### RECORDS PROVIDED
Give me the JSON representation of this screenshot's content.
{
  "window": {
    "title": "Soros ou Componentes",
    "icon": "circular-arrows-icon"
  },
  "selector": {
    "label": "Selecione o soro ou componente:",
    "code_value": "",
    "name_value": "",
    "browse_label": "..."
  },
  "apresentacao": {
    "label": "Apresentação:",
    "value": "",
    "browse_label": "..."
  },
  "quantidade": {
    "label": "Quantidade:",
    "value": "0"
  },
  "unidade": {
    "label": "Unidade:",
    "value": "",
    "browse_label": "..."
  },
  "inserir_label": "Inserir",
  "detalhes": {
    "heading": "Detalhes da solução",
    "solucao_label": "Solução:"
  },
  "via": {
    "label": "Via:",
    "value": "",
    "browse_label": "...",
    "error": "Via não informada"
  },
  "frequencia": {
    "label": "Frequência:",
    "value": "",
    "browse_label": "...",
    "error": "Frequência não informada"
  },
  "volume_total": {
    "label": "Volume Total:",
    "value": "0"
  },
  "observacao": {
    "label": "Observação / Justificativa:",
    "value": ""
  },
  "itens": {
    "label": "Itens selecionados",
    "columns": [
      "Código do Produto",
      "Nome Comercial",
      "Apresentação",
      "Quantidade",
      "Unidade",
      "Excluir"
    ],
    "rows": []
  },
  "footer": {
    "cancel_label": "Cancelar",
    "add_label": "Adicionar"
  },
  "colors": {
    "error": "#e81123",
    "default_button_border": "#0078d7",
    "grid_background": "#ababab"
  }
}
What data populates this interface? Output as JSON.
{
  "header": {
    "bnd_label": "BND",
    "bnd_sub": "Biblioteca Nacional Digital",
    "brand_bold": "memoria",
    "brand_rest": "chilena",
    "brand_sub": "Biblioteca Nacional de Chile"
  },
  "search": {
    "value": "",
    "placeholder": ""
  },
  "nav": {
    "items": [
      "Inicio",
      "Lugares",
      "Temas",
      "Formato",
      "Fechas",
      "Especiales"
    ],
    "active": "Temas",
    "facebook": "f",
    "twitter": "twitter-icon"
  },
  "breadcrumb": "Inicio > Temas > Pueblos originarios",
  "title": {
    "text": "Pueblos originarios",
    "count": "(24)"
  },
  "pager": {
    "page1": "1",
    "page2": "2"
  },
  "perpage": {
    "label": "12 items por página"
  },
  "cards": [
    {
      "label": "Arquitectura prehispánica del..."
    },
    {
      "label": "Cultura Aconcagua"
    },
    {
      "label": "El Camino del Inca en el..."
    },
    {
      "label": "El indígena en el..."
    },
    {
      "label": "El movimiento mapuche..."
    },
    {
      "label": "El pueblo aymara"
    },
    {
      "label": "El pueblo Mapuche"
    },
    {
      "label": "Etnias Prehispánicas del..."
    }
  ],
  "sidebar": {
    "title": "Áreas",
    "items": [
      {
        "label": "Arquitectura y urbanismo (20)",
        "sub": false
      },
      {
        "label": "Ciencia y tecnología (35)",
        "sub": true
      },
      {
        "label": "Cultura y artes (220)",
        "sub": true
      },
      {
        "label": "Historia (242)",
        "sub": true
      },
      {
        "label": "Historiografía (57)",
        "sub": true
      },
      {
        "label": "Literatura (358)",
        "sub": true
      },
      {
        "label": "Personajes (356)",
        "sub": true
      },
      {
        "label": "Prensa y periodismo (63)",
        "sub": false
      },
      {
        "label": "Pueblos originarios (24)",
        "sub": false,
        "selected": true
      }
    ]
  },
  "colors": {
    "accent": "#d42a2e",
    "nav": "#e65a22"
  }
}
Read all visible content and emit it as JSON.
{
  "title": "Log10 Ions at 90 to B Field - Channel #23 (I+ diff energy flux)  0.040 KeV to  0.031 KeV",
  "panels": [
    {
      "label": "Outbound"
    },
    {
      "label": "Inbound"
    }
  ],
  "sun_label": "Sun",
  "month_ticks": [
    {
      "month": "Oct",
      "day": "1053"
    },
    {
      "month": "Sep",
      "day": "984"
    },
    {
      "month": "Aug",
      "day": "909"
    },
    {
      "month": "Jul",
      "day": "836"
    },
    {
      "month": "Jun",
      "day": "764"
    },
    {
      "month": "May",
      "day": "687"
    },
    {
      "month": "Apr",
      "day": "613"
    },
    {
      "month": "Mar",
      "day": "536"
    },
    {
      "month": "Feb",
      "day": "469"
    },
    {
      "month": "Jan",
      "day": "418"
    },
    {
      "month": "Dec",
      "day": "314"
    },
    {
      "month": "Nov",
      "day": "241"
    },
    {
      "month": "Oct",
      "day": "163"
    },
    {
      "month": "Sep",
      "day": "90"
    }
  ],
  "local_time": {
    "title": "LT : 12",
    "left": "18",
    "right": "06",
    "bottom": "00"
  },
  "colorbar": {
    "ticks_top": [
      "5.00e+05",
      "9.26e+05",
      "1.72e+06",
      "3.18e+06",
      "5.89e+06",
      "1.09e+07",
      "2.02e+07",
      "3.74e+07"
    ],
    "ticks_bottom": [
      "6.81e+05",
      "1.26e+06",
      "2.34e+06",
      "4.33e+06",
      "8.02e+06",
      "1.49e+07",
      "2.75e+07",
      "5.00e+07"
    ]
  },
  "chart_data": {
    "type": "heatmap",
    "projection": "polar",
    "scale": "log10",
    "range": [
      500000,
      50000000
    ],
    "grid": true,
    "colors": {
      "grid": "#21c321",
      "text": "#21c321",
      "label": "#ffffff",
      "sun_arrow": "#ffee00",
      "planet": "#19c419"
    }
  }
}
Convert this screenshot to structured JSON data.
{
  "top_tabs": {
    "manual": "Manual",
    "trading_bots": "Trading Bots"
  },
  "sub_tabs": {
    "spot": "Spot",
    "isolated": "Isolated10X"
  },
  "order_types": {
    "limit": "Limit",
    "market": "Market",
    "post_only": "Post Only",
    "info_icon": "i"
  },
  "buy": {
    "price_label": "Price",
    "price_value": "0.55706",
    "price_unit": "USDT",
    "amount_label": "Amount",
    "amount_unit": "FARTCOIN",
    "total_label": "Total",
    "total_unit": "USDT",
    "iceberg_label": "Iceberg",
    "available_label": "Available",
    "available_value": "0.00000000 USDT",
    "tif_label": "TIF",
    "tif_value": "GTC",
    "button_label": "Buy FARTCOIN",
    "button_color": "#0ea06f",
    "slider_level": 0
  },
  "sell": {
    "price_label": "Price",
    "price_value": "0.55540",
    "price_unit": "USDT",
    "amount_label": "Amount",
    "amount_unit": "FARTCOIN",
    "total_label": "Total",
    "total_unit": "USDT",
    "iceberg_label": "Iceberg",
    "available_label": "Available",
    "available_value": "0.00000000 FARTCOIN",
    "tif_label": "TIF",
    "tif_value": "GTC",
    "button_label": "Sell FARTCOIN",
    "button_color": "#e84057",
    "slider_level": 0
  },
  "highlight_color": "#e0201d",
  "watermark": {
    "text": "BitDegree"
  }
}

### TASK BRIEF
Word for word, extract all the records.

### CORRECT OUTPUT
Give me the JSON representation of this screenshot's content.
{
  "window": {
    "title": "Soros ou Componentes",
    "icon": "circular-arrows-icon"
  },
  "selector": {
    "label": "Selecione o soro ou componente:",
    "code_value": "",
    "name_value": "",
    "browse_label": "..."
  },
  "apresentacao": {
    "label": "Apresentação:",
    "value": "",
    "browse_label": "..."
  },
  "quantidade": {
    "label": "Quantidade:",
    "value": "0"
  },
  "unidade": {
    "label": "Unidade:",
    "value": "",
    "browse_label": "..."
  },
  "inserir_label": "Inserir",
  "detalhes": {
    "heading": "Detalhes da solução",
    "solucao_label": "Solução:"
  },
  "via": {
    "label": "Via:",
    "value": "",
    "browse_label": "...",
    "error": "Via não informada"
  },
  "frequencia": {
    "label": "Frequência:",
    "value": "",
    "browse_label": "...",
    "error": "Frequência não informada"
  },
  "volume_total": {
    "label": "Volume Total:",
    "value": "0"
  },
  "observacao": {
    "label": "Observação / Justificativa:",
    "value": ""
  },
  "itens": {
    "label": "Itens selecionados",
    "columns": [
      "Código do Produto",
      "Nome Comercial",
      "Apresentação",
      "Quantidade",
      "Unidade",
      "Excluir"
    ],
    "rows": []
  },
  "footer": {
    "cancel_label": "Cancelar",
    "add_label": "Adicionar"
  },
  "colors": {
    "error": "#e81123",
    "default_button_border": "#0078d7",
    "grid_background": "#ababab"
  }
}
What data populates this interface? Output as JSON.
{
  "header": {
    "bnd_label": "BND",
    "bnd_sub": "Biblioteca Nacional Digital",
    "brand_bold": "memoria",
    "brand_rest": "chilena",
    "brand_sub": "Biblioteca Nacional de Chile"
  },
  "search": {
    "value": "",
    "placeholder": ""
  },
  "nav": {
    "items": [
      "Inicio",
      "Lugares",
      "Temas",
      "Formato",
      "Fechas",
      "Especiales"
    ],
    "active": "Temas",
    "facebook": "f",
    "twitter": "twitter-icon"
  },
  "breadcrumb": "Inicio > Temas > Pueblos originarios",
  "title": {
    "text": "Pueblos originarios",
    "count": "(24)"
  },
  "pager": {
    "page1": "1",
    "page2": "2"
  },
  "perpage": {
    "label": "12 items por página"
  },
  "cards": [
    {
      "label": "Arquitectura prehispánica del..."
    },
    {
      "label": "Cultura Aconcagua"
    },
    {
      "label": "El Camino del Inca en el..."
    },
    {
      "label": "El indígena en el..."
    },
    {
      "label": "El movimiento mapuche..."
    },
    {
      "label": "El pueblo aymara"
    },
    {
      "label": "El pueblo Mapuche"
    },
    {
      "label": "Etnias Prehispánicas del..."
    }
  ],
  "sidebar": {
    "title": "Áreas",
    "items": [
      {
        "label": "Arquitectura y urbanismo (20)",
        "sub": false
      },
      {
        "label": "Ciencia y tecnología (35)",
        "sub": true
      },
      {
        "label": "Cultura y artes (220)",
        "sub": true
      },
      {
        "label": "Historia (242)",
        "sub": true
      },
      {
        "label": "Historiografía (57)",
        "sub": true
      },
      {
        "label": "Literatura (358)",
        "sub": true
      },
      {
        "label": "Personajes (356)",
        "sub": true
      },
      {
        "label": "Prensa y periodismo (63)",
        "sub": false
      },
      {
        "label": "Pueblos originarios (24)",
        "sub": false,
        "selected": true
      }
    ]
  },
  "colors": {
    "accent": "#d42a2e",
    "nav": "#e65a22"
  }
}
Read all visible content and emit it as JSON.
{
  "title": "Log10 Ions at 90 to B Field - Channel #23 (I+ diff energy flux)  0.040 KeV to  0.031 KeV",
  "panels": [
    {
      "label": "Outbound"
    },
    {
      "label": "Inbound"
    }
  ],
  "sun_label": "Sun",
  "month_ticks": [
    {
      "month": "Oct",
      "day": "1053"
    },
    {
      "month": "Sep",
      "day": "984"
    },
    {
      "month": "Aug",
      "day": "909"
    },
    {
      "month": "Jul",
      "day": "836"
    },
    {
      "month": "Jun",
      "day": "764"
    },
    {
      "month": "May",
      "day": "687"
    },
    {
      "month": "Apr",
      "day": "613"
    },
    {
      "month": "Mar",
      "day": "536"
    },
    {
      "month": "Feb",
      "day": "469"
    },
    {
      "month": "Jan",
      "day": "418"
    },
    {
      "month": "Dec",
      "day": "314"
    },
    {
      "month": "Nov",
      "day": "241"
    },
    {
      "month": "Oct",
      "day": "163"
    },
    {
      "month": "Sep",
      "day": "90"
    }
  ],
  "local_time": {
    "title": "LT : 12",
    "left": "18",
    "right": "06",
    "bottom": "00"
  },
  "colorbar": {
    "ticks_top": [
      "5.00e+05",
      "9.26e+05",
      "1.72e+06",
      "3.18e+06",
      "5.89e+06",
      "1.09e+07",
      "2.02e+07",
      "3.74e+07"
    ],
    "ticks_bottom": [
      "6.81e+05",
      "1.26e+06",
      "2.34e+06",
      "4.33e+06",
      "8.02e+06",
      "1.49e+07",
      "2.75e+07",
      "5.00e+07"
    ]
  },
  "chart_data": {
    "type": "heatmap",
    "projection": "polar",
    "scale": "log10",
    "range": [
      500000,
      50000000
    ],
    "grid": true,
    "colors": {
      "grid": "#21c321",
      "text": "#21c321",
      "label": "#ffffff",
      "sun_arrow": "#ffee00",
      "planet": "#19c419"
    }
  }
}
Convert this screenshot to structured JSON data.
{
  "top_tabs": {
    "manual": "Manual",
    "trading_bots": "Trading Bots"
  },
  "sub_tabs": {
    "spot": "Spot",
    "isolated": "Isolated10X"
  },
  "order_types": {
    "limit": "Limit",
    "market": "Market",
    "post_only": "Post Only",
    "info_icon": "i"
  },
  "buy": {
    "price_label": "Price",
    "price_value": "0.55706",
    "price_unit": "USDT",
    "amount_label": "Amount",
    "amount_unit": "FARTCOIN",
    "total_label": "Total",
    "total_unit": "USDT",
    "iceberg_label": "Iceberg",
    "available_label": "Available",
    "available_value": "0.00000000 USDT",
    "tif_label": "TIF",
    "tif_value": "GTC",
    "button_label": "Buy FARTCOIN",
    "button_color": "#0ea06f",
    "slider_level": 0
  },
  "sell": {
    "price_label": "Price",
    "price_value": "0.55540",
    "price_unit": "USDT",
    "amount_label": "Amount",
    "amount_unit": "FARTCOIN",
    "total_label": "Total",
    "total_unit": "USDT",
    "iceberg_label": "Iceberg",
    "available_label": "Available",
    "available_value": "0.00000000 FARTCOIN",
    "tif_label": "TIF",
    "tif_value": "GTC",
    "button_label": "Sell FARTCOIN",
    "button_color": "#e84057",
    "slider_level": 0
  },
  "highlight_color": "#e0201d",
  "watermark": {
    "text": "BitDegree"
  }
}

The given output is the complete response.